## What you have to do
Write out every entry exactly as given, but omit the pictures.

==*==

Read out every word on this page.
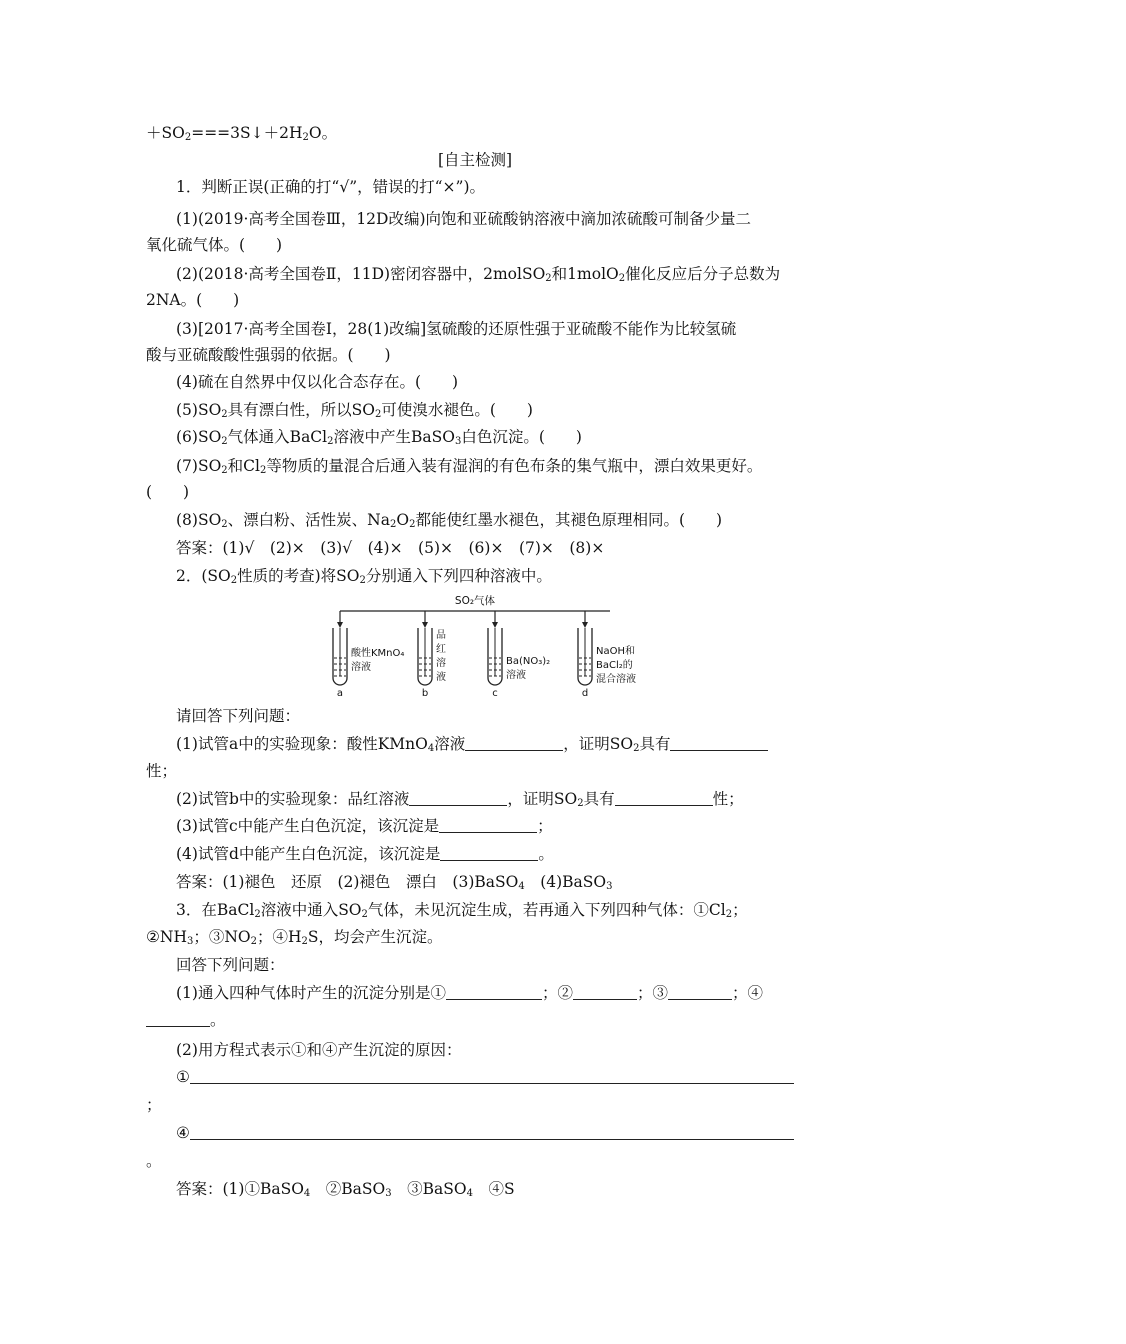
$+SO_2===3S↓+2H_2O$。
[自主检测]
1．判断正误(正确的打“√”，错误的打“×”)。
(1)(2019·高考全国卷Ⅲ，12D改编)向饱和亚硫酸钠溶液中滴加浓硫酸可制备少量二
氧化硫气体。(　　)
(2)(2018·高考全国卷Ⅱ，11D)密闭容器中，2molSO$_2$和1molO$_2$催化反应后分子总数为
2NA。(　　)
(3)[2017·高考全国卷Ⅰ，28(1)改编]氢硫酸的还原性强于亚硫酸不能作为比较氢硫
酸与亚硫酸酸性强弱的依据。(　　)
(4)硫在自然界中仅以化合态存在。(　　)
$(5)SO_2$具有漂白性，所以$SO_2$可使溴水褪色。(　　)
$(6)SO_2$气体通入BaCl$_2$溶液中产生BaSO$_3$白色沉淀。(　　)
$(7)SO_2$和$Cl_2$等物质的量混合后通入装有湿润的有色布条的集气瓶中，漂白效果更好。
(　　)
$(8)SO_2$、漂白粉、活性炭、$Na_2O_2$都能使红墨水褪色，其褪色原理相同。(　　)
答案：(1)√　(2)×　(3)√　(4)×　(5)×　(6)×　(7)×　(8)×
2．($SO_2$性质的考查)将$SO_2$分别通入下列四种溶液中。
SO₂气体
酸性KMnO₄
溶液
a
品
红
溶
液
b
Ba(NO₃)₂
溶液
c
NaOH和
BaCl₂的
混合溶液
d
请回答下列问题：
(1)试管a中的实验现象：酸性KMnO$_4$溶液	，证明$SO_2$具有
性；
(2)试管b中的实验现象：品红溶液	，证明$SO_2$具有	性；
(3)试管c中能产生白色沉淀，该沉淀是	；
(4)试管d中能产生白色沉淀，该沉淀是	。
答案：(1)褪色　还原　(2)褪色　漂白　(3)BaSO$_4$　(4)BaSO$_3$
3．在BaCl$_2$溶液中通入$SO_2$气体，未见沉淀生成，若再通入下列四种气体：$①Cl_2$；
$②NH_3$；$③NO_2$；$④H_2S$，均会产生沉淀。
回答下列问题：
(1)通入四种气体时产生的沉淀分别是①	；②	；③	；④
。
(2)用方程式表示①和④产生沉淀的原因：
①
；
④
。
答案：(1)①BaSO$_4$　②BaSO$_3$　③BaSO$_4$　④S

==*==

## Final result
Read out every word on this page.
$+SO_2===3S↓+2H_2O$。
[自主检测]
1．判断正误(正确的打“√”，错误的打“×”)。
(1)(2019·高考全国卷Ⅲ，12D改编)向饱和亚硫酸钠溶液中滴加浓硫酸可制备少量二
氧化硫气体。(　　)
(2)(2018·高考全国卷Ⅱ，11D)密闭容器中，2molSO$_2$和1molO$_2$催化反应后分子总数为
2NA。(　　)
(3)[2017·高考全国卷Ⅰ，28(1)改编]氢硫酸的还原性强于亚硫酸不能作为比较氢硫
酸与亚硫酸酸性强弱的依据。(　　)
(4)硫在自然界中仅以化合态存在。(　　)
$(5)SO_2$具有漂白性，所以$SO_2$可使溴水褪色。(　　)
$(6)SO_2$气体通入BaCl$_2$溶液中产生BaSO$_3$白色沉淀。(　　)
$(7)SO_2$和$Cl_2$等物质的量混合后通入装有湿润的有色布条的集气瓶中，漂白效果更好。
(　　)
$(8)SO_2$、漂白粉、活性炭、$Na_2O_2$都能使红墨水褪色，其褪色原理相同。(　　)
答案：(1)√　(2)×　(3)√　(4)×　(5)×　(6)×　(7)×　(8)×
2．($SO_2$性质的考查)将$SO_2$分别通入下列四种溶液中。
SO₂气体
酸性KMnO₄
溶液
a
品
红
溶
液
b
Ba(NO₃)₂
溶液
c
NaOH和
BaCl₂的
混合溶液
d
请回答下列问题：
(1)试管a中的实验现象：酸性KMnO$_4$溶液	，证明$SO_2$具有
性；
(2)试管b中的实验现象：品红溶液	，证明$SO_2$具有	性；
(3)试管c中能产生白色沉淀，该沉淀是	；
(4)试管d中能产生白色沉淀，该沉淀是	。
答案：(1)褪色　还原　(2)褪色　漂白　(3)BaSO$_4$　(4)BaSO$_3$
3．在BaCl$_2$溶液中通入$SO_2$气体，未见沉淀生成，若再通入下列四种气体：$①Cl_2$；
$②NH_3$；$③NO_2$；$④H_2S$，均会产生沉淀。
回答下列问题：
(1)通入四种气体时产生的沉淀分别是①	；②	；③	；④
。
(2)用方程式表示①和④产生沉淀的原因：
①
；
④
。
答案：(1)①BaSO$_4$　②BaSO$_3$　③BaSO$_4$　④S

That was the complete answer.